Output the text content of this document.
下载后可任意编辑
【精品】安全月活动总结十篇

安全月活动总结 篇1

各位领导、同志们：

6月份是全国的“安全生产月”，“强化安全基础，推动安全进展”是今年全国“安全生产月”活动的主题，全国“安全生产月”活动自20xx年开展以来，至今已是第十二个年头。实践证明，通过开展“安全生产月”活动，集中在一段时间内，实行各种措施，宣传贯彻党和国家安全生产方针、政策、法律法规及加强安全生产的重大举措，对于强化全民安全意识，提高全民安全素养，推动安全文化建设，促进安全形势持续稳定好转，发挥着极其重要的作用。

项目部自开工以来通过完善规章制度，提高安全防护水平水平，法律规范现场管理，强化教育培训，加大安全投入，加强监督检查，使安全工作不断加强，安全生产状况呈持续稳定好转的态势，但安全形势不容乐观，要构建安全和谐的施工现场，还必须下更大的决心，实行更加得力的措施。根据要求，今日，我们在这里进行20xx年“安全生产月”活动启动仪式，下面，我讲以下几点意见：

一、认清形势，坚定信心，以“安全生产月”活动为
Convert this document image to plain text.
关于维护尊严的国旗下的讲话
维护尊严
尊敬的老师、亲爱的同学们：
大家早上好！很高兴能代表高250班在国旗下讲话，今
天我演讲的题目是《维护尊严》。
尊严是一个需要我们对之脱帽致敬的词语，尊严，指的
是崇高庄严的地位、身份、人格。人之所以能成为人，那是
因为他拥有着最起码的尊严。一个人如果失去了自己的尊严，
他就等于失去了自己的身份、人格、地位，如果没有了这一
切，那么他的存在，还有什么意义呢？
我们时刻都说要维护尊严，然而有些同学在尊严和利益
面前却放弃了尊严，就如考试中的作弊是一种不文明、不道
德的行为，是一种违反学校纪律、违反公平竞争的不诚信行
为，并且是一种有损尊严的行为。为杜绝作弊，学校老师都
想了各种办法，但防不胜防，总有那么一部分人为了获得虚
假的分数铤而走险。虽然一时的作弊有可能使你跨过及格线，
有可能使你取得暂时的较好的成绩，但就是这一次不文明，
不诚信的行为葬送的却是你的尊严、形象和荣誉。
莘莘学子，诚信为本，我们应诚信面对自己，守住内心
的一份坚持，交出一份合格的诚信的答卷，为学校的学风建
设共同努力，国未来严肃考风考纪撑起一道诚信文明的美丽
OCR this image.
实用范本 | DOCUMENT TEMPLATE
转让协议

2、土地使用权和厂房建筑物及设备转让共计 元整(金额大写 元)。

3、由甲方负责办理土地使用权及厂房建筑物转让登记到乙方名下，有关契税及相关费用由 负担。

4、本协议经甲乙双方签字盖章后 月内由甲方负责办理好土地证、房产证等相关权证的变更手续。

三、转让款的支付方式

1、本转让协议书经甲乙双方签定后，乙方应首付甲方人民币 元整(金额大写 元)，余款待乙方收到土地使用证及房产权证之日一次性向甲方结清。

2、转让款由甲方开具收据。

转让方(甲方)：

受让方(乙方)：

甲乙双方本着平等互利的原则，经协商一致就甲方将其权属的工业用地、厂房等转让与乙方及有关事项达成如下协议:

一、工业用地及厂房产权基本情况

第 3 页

┄┄┄┄┄┄┄┄┄┄┄┄┄┄┄┄┄┄┄┄

Exercise details =>
Return all the data exactly as given.

Final result =>
Output the text content of this document.
下载后可任意编辑
【精品】安全月活动总结十篇

安全月活动总结 篇1

各位领导、同志们：

6月份是全国的“安全生产月”，“强化安全基础，推动安全进展”是今年全国“安全生产月”活动的主题，全国“安全生产月”活动自20xx年开展以来，至今已是第十二个年头。实践证明，通过开展“安全生产月”活动，集中在一段时间内，实行各种措施，宣传贯彻党和国家安全生产方针、政策、法律法规及加强安全生产的重大举措，对于强化全民安全意识，提高全民安全素养，推动安全文化建设，促进安全形势持续稳定好转，发挥着极其重要的作用。

项目部自开工以来通过完善规章制度，提高安全防护水平水平，法律规范现场管理，强化教育培训，加大安全投入，加强监督检查，使安全工作不断加强，安全生产状况呈持续稳定好转的态势，但安全形势不容乐观，要构建安全和谐的施工现场，还必须下更大的决心，实行更加得力的措施。根据要求，今日，我们在这里进行20xx年“安全生产月”活动启动仪式，下面，我讲以下几点意见：

一、认清形势，坚定信心，以“安全生产月”活动为
Convert this document image to plain text.
关于维护尊严的国旗下的讲话
维护尊严
尊敬的老师、亲爱的同学们：
大家早上好！很高兴能代表高250班在国旗下讲话，今
天我演讲的题目是《维护尊严》。
尊严是一个需要我们对之脱帽致敬的词语，尊严，指的
是崇高庄严的地位、身份、人格。人之所以能成为人，那是
因为他拥有着最起码的尊严。一个人如果失去了自己的尊严，
他就等于失去了自己的身份、人格、地位，如果没有了这一
切，那么他的存在，还有什么意义呢？
我们时刻都说要维护尊严，然而有些同学在尊严和利益
面前却放弃了尊严，就如考试中的作弊是一种不文明、不道
德的行为，是一种违反学校纪律、违反公平竞争的不诚信行
为，并且是一种有损尊严的行为。为杜绝作弊，学校老师都
想了各种办法，但防不胜防，总有那么一部分人为了获得虚
假的分数铤而走险。虽然一时的作弊有可能使你跨过及格线，
有可能使你取得暂时的较好的成绩，但就是这一次不文明，
不诚信的行为葬送的却是你的尊严、形象和荣誉。
莘莘学子，诚信为本，我们应诚信面对自己，守住内心
的一份坚持，交出一份合格的诚信的答卷，为学校的学风建
设共同努力，国未来严肃考风考纪撑起一道诚信文明的美丽
OCR this image.
实用范本 | DOCUMENT TEMPLATE
转让协议

2、土地使用权和厂房建筑物及设备转让共计 元整(金额大写 元)。

3、由甲方负责办理土地使用权及厂房建筑物转让登记到乙方名下，有关契税及相关费用由 负担。

4、本协议经甲乙双方签字盖章后 月内由甲方负责办理好土地证、房产证等相关权证的变更手续。

三、转让款的支付方式

1、本转让协议书经甲乙双方签定后，乙方应首付甲方人民币 元整(金额大写 元)，余款待乙方收到土地使用证及房产权证之日一次性向甲方结清。

2、转让款由甲方开具收据。

转让方(甲方)：

受让方(乙方)：

甲乙双方本着平等互利的原则，经协商一致就甲方将其权属的工业用地、厂房等转让与乙方及有关事项达成如下协议:

一、工业用地及厂房产权基本情况

第 3 页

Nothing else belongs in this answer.